[Dataset items]

**********

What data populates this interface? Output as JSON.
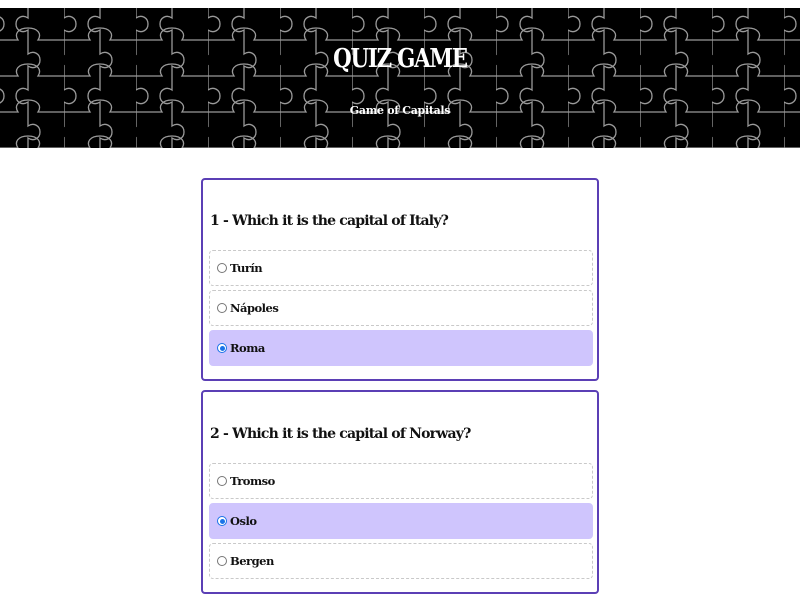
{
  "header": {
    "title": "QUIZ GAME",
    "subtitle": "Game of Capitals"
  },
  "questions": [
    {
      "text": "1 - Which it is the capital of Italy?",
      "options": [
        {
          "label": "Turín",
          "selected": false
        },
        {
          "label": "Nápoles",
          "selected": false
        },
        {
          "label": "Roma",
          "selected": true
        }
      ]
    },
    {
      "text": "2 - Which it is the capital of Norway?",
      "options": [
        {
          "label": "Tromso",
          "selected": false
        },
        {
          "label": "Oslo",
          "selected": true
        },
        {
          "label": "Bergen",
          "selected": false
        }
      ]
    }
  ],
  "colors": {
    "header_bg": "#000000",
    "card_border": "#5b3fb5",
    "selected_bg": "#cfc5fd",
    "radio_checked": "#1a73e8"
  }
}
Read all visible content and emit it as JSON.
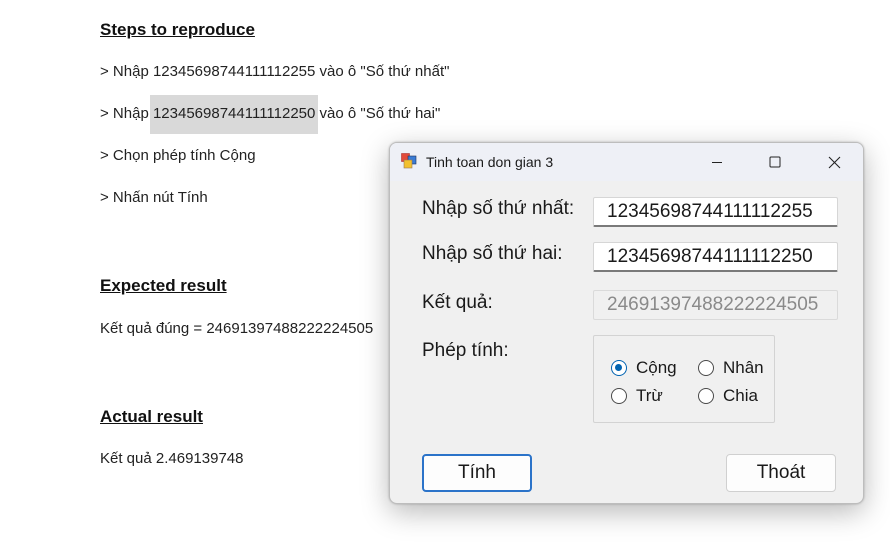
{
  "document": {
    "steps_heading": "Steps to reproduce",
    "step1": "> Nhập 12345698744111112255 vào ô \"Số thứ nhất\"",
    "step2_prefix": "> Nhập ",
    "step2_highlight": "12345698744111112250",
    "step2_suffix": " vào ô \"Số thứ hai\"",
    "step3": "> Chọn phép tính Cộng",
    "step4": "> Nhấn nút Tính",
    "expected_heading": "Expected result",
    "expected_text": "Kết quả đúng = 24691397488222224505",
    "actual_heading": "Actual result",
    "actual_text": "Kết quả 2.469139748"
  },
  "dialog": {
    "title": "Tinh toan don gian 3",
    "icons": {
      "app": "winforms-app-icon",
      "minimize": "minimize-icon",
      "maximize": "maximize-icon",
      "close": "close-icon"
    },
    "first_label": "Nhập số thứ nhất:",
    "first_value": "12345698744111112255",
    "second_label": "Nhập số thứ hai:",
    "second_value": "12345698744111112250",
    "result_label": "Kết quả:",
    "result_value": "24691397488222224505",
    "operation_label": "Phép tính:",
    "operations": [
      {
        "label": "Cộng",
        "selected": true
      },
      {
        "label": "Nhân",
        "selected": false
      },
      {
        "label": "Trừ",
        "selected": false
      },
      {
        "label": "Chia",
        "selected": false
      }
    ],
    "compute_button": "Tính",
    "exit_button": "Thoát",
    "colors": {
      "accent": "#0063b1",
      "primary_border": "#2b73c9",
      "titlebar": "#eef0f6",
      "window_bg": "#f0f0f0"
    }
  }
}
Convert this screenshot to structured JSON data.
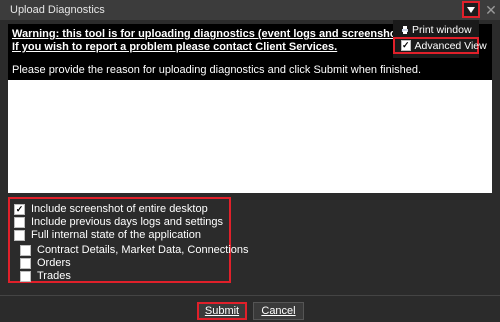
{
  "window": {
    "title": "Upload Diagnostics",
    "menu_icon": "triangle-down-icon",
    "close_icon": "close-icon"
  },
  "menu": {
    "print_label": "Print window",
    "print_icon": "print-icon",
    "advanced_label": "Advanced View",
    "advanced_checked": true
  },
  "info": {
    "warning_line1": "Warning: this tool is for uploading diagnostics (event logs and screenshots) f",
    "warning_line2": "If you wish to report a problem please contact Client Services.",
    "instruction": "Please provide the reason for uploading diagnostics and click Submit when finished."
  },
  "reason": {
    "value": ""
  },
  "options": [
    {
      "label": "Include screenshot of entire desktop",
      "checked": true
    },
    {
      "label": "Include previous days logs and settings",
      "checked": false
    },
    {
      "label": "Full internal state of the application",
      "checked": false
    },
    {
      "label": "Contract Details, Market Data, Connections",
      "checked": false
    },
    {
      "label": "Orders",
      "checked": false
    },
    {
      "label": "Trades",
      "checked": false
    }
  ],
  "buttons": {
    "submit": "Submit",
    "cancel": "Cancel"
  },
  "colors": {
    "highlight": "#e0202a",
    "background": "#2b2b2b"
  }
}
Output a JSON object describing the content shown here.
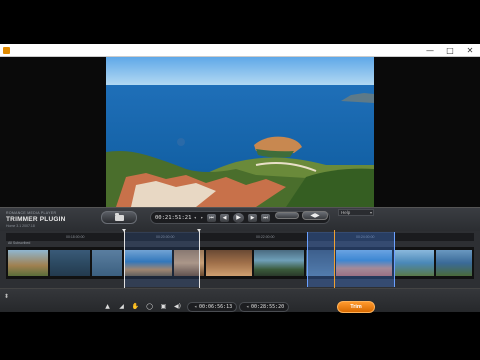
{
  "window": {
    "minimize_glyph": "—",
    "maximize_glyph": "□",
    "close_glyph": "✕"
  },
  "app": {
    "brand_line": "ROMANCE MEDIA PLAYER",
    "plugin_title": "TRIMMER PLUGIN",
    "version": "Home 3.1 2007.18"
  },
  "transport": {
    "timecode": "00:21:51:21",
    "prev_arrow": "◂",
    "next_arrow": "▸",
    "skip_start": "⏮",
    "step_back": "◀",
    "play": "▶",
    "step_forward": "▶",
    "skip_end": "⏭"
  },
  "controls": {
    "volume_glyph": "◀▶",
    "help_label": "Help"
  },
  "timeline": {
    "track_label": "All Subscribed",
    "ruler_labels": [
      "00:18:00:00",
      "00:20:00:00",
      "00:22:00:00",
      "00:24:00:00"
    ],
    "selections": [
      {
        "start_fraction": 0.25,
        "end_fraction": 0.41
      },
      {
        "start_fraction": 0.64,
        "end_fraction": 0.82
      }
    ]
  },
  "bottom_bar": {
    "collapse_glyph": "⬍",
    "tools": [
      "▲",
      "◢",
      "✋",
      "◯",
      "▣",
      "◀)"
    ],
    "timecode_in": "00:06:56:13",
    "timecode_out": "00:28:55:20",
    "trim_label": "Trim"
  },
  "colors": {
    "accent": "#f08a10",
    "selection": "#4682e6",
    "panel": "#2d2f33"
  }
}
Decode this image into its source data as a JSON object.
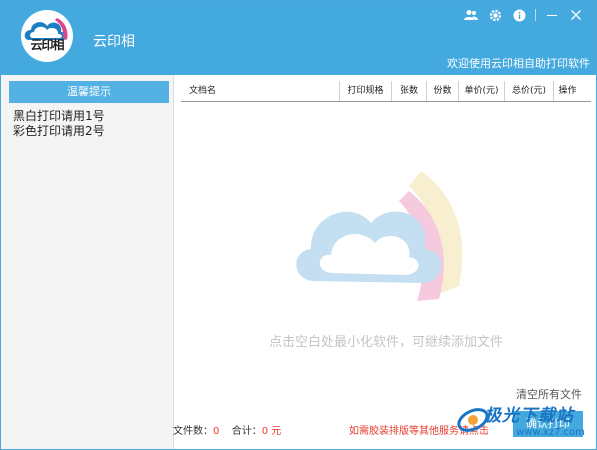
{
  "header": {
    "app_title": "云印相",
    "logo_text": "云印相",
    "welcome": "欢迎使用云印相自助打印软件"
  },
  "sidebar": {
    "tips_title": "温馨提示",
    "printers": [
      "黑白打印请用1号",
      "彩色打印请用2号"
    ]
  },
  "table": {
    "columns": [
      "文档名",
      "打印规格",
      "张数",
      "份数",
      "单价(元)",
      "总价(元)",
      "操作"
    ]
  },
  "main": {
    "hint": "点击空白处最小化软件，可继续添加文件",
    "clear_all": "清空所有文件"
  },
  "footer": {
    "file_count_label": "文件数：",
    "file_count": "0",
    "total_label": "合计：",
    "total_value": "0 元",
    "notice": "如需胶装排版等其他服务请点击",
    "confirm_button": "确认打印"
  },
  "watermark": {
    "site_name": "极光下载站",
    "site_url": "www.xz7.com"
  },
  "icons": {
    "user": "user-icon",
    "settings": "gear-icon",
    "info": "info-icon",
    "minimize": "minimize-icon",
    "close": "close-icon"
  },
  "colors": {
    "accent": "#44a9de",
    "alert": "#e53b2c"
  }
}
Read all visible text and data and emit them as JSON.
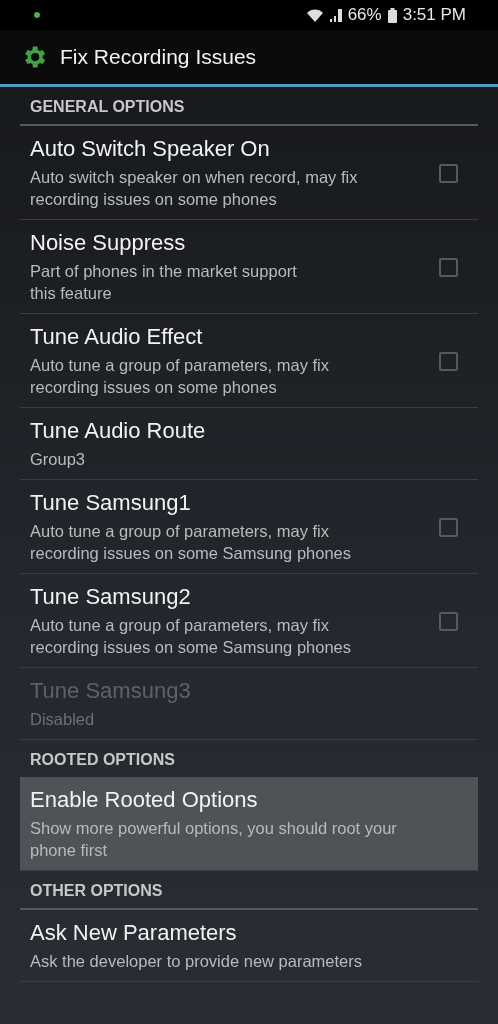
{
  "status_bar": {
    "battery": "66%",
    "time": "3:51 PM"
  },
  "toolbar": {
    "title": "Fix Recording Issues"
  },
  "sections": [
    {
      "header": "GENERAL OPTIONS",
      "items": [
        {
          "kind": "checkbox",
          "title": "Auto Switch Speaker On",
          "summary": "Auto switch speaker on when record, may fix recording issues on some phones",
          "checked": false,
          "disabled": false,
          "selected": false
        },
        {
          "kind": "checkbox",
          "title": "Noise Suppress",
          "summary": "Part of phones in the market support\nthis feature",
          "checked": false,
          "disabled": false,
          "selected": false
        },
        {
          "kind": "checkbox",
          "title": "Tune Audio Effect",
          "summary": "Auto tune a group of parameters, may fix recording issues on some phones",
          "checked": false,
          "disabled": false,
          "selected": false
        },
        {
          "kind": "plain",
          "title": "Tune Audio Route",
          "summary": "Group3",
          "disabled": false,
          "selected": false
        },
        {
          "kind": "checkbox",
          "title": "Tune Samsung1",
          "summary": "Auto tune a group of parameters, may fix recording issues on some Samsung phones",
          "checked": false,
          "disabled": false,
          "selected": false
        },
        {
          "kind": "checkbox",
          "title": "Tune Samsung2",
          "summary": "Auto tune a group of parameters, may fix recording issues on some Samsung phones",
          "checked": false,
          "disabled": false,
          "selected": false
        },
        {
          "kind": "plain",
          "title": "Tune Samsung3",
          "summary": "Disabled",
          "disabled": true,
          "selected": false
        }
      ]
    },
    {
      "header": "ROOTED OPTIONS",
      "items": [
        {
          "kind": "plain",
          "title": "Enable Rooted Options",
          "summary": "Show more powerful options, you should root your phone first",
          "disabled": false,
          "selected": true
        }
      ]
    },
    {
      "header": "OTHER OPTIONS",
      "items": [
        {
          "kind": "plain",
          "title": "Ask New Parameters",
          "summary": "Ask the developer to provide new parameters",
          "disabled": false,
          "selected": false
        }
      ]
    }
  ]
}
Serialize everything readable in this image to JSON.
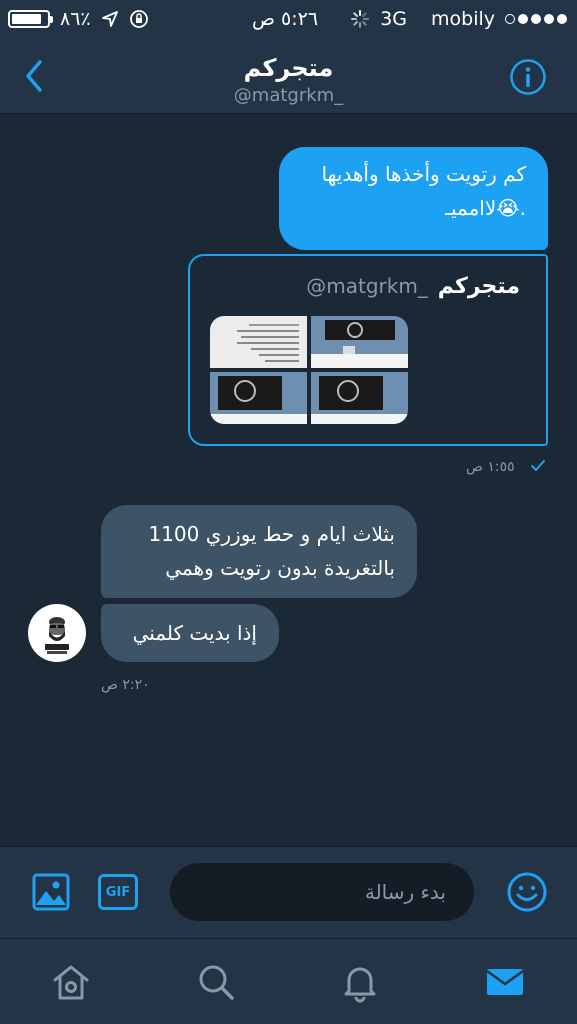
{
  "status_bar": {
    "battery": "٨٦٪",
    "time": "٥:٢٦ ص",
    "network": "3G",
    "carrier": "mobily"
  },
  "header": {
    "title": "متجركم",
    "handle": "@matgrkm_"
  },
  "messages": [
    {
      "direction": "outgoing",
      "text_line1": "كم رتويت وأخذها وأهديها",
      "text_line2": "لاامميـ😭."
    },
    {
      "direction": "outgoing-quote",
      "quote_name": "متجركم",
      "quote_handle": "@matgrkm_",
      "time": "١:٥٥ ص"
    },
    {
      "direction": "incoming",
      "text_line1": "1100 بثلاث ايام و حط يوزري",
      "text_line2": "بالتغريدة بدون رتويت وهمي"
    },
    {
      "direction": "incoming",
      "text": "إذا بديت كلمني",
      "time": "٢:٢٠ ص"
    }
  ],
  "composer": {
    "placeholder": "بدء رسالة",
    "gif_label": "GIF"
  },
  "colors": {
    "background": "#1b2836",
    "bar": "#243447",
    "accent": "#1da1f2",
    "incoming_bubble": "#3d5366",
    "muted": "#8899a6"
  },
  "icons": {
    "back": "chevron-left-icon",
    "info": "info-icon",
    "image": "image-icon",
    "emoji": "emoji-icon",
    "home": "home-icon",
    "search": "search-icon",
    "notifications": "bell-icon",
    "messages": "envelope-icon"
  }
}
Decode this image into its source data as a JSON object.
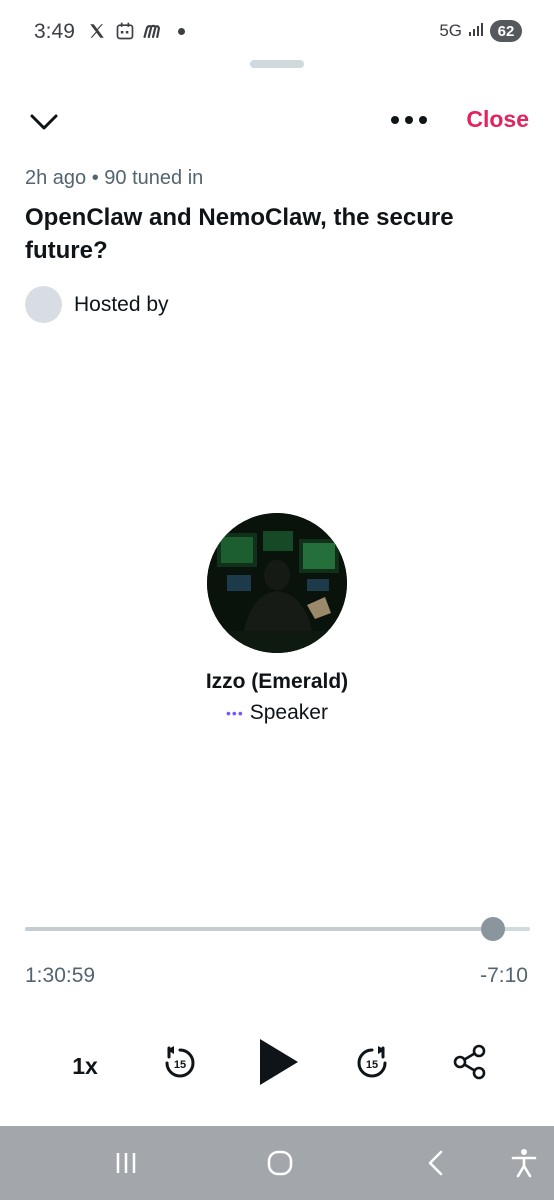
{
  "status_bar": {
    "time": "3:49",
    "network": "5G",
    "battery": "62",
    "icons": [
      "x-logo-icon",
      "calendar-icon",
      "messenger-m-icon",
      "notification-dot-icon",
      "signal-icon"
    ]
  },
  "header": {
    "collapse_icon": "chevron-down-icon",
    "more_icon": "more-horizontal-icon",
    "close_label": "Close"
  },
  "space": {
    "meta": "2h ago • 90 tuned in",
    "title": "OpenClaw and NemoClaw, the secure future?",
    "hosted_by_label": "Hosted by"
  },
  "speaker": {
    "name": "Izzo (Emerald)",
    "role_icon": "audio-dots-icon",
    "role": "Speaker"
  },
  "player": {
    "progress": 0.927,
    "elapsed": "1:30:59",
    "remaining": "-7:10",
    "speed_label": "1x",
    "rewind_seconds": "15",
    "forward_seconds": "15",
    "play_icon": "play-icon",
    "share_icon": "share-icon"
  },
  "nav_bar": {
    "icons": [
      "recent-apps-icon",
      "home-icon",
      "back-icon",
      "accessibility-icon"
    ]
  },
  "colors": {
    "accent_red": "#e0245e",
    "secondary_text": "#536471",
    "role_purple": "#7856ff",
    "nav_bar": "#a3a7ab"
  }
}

**********

§ **The request**
How many lines in the data contain the string "summary"? Respond with the number only.

§ **Written solution**
9